The problem = Tell how many lines in the data below include the word "SENTHIL". The answer is the number only.
— BEGIN Provided records —
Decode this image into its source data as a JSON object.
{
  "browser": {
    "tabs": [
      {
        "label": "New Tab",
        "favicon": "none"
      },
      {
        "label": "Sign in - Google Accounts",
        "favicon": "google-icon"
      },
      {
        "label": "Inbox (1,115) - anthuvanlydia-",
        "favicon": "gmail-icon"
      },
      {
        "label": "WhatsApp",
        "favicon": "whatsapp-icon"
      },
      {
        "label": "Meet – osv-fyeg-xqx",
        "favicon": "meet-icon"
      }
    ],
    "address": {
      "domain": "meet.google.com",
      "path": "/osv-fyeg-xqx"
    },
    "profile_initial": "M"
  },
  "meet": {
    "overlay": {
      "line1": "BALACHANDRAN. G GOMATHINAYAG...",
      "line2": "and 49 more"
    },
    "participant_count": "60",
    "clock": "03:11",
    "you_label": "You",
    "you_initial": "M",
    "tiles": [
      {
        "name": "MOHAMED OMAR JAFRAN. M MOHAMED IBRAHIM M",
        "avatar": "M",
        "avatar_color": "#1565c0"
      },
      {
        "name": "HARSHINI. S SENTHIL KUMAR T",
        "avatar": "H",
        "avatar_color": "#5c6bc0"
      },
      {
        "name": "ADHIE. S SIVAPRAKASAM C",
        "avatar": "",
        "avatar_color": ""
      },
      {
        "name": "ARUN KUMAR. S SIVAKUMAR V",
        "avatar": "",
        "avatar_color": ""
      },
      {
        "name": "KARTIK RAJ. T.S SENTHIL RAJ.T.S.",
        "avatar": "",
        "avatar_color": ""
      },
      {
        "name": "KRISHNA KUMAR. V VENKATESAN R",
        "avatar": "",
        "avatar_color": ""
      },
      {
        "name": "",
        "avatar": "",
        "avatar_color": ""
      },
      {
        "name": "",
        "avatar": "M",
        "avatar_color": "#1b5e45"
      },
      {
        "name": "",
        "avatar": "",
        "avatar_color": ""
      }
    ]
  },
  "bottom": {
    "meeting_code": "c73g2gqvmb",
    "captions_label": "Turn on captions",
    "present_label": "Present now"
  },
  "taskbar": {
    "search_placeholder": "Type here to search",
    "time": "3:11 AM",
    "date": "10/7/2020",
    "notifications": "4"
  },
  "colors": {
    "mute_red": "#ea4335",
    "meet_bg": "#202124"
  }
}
— END Provided records —
The answer = 2